— Start of Dataset excerpts —

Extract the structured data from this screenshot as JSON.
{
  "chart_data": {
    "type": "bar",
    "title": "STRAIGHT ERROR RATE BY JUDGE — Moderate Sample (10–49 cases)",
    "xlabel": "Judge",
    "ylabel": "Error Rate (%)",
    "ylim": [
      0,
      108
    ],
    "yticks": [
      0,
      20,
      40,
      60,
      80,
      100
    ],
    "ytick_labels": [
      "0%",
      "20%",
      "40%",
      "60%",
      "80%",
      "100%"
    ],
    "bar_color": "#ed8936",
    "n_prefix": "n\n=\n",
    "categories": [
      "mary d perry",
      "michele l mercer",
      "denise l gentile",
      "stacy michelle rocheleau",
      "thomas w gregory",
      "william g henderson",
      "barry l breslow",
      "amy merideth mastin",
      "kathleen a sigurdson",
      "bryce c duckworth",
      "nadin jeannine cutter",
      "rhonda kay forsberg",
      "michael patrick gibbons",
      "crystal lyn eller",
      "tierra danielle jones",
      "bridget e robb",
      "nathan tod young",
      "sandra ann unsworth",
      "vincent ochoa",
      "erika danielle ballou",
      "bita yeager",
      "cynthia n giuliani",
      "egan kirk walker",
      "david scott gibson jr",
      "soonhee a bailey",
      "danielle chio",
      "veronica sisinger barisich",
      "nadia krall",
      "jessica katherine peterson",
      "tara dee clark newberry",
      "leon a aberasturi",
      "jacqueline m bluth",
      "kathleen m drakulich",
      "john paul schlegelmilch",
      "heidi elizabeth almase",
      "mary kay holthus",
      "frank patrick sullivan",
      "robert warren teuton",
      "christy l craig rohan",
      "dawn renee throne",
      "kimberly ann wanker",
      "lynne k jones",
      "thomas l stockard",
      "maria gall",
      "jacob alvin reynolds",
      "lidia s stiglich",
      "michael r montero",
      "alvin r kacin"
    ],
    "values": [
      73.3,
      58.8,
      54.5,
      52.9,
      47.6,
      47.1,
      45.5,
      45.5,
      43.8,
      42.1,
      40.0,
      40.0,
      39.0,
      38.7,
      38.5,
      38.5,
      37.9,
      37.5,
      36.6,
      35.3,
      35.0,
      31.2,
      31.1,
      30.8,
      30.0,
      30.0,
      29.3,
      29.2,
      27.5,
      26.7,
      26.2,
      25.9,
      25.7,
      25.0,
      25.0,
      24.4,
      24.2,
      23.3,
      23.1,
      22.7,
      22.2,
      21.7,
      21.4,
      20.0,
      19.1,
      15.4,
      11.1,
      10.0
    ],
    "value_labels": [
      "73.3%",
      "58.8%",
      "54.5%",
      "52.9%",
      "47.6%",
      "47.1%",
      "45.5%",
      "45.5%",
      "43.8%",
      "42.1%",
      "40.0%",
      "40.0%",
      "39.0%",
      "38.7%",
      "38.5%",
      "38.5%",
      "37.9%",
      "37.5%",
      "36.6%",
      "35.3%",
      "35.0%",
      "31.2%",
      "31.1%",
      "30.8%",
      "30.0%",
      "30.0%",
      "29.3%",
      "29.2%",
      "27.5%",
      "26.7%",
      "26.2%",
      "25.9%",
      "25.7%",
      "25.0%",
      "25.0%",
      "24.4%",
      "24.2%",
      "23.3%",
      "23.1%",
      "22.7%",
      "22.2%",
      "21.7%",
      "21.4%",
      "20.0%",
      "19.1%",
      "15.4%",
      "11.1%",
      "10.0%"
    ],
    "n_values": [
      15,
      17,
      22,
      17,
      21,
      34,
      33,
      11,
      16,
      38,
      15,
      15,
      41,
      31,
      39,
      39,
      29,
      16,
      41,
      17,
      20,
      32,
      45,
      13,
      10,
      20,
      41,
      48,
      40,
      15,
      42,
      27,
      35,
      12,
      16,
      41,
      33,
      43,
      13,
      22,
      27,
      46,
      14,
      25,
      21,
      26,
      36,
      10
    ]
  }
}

— End of Dataset excerpts —

_Task_. In full and verbatim, repeat the records given above.

_Answer for the task_.
Extract the structured data from this screenshot as JSON.
{
  "chart_data": {
    "type": "bar",
    "title": "STRAIGHT ERROR RATE BY JUDGE — Moderate Sample (10–49 cases)",
    "xlabel": "Judge",
    "ylabel": "Error Rate (%)",
    "ylim": [
      0,
      108
    ],
    "yticks": [
      0,
      20,
      40,
      60,
      80,
      100
    ],
    "ytick_labels": [
      "0%",
      "20%",
      "40%",
      "60%",
      "80%",
      "100%"
    ],
    "bar_color": "#ed8936",
    "n_prefix": "n\n=\n",
    "categories": [
      "mary d perry",
      "michele l mercer",
      "denise l gentile",
      "stacy michelle rocheleau",
      "thomas w gregory",
      "william g henderson",
      "barry l breslow",
      "amy merideth mastin",
      "kathleen a sigurdson",
      "bryce c duckworth",
      "nadin jeannine cutter",
      "rhonda kay forsberg",
      "michael patrick gibbons",
      "crystal lyn eller",
      "tierra danielle jones",
      "bridget e robb",
      "nathan tod young",
      "sandra ann unsworth",
      "vincent ochoa",
      "erika danielle ballou",
      "bita yeager",
      "cynthia n giuliani",
      "egan kirk walker",
      "david scott gibson jr",
      "soonhee a bailey",
      "danielle chio",
      "veronica sisinger barisich",
      "nadia krall",
      "jessica katherine peterson",
      "tara dee clark newberry",
      "leon a aberasturi",
      "jacqueline m bluth",
      "kathleen m drakulich",
      "john paul schlegelmilch",
      "heidi elizabeth almase",
      "mary kay holthus",
      "frank patrick sullivan",
      "robert warren teuton",
      "christy l craig rohan",
      "dawn renee throne",
      "kimberly ann wanker",
      "lynne k jones",
      "thomas l stockard",
      "maria gall",
      "jacob alvin reynolds",
      "lidia s stiglich",
      "michael r montero",
      "alvin r kacin"
    ],
    "values": [
      73.3,
      58.8,
      54.5,
      52.9,
      47.6,
      47.1,
      45.5,
      45.5,
      43.8,
      42.1,
      40.0,
      40.0,
      39.0,
      38.7,
      38.5,
      38.5,
      37.9,
      37.5,
      36.6,
      35.3,
      35.0,
      31.2,
      31.1,
      30.8,
      30.0,
      30.0,
      29.3,
      29.2,
      27.5,
      26.7,
      26.2,
      25.9,
      25.7,
      25.0,
      25.0,
      24.4,
      24.2,
      23.3,
      23.1,
      22.7,
      22.2,
      21.7,
      21.4,
      20.0,
      19.1,
      15.4,
      11.1,
      10.0
    ],
    "value_labels": [
      "73.3%",
      "58.8%",
      "54.5%",
      "52.9%",
      "47.6%",
      "47.1%",
      "45.5%",
      "45.5%",
      "43.8%",
      "42.1%",
      "40.0%",
      "40.0%",
      "39.0%",
      "38.7%",
      "38.5%",
      "38.5%",
      "37.9%",
      "37.5%",
      "36.6%",
      "35.3%",
      "35.0%",
      "31.2%",
      "31.1%",
      "30.8%",
      "30.0%",
      "30.0%",
      "29.3%",
      "29.2%",
      "27.5%",
      "26.7%",
      "26.2%",
      "25.9%",
      "25.7%",
      "25.0%",
      "25.0%",
      "24.4%",
      "24.2%",
      "23.3%",
      "23.1%",
      "22.7%",
      "22.2%",
      "21.7%",
      "21.4%",
      "20.0%",
      "19.1%",
      "15.4%",
      "11.1%",
      "10.0%"
    ],
    "n_values": [
      15,
      17,
      22,
      17,
      21,
      34,
      33,
      11,
      16,
      38,
      15,
      15,
      41,
      31,
      39,
      39,
      29,
      16,
      41,
      17,
      20,
      32,
      45,
      13,
      10,
      20,
      41,
      48,
      40,
      15,
      42,
      27,
      35,
      12,
      16,
      41,
      33,
      43,
      13,
      22,
      27,
      46,
      14,
      25,
      21,
      26,
      36,
      10
    ]
  }
}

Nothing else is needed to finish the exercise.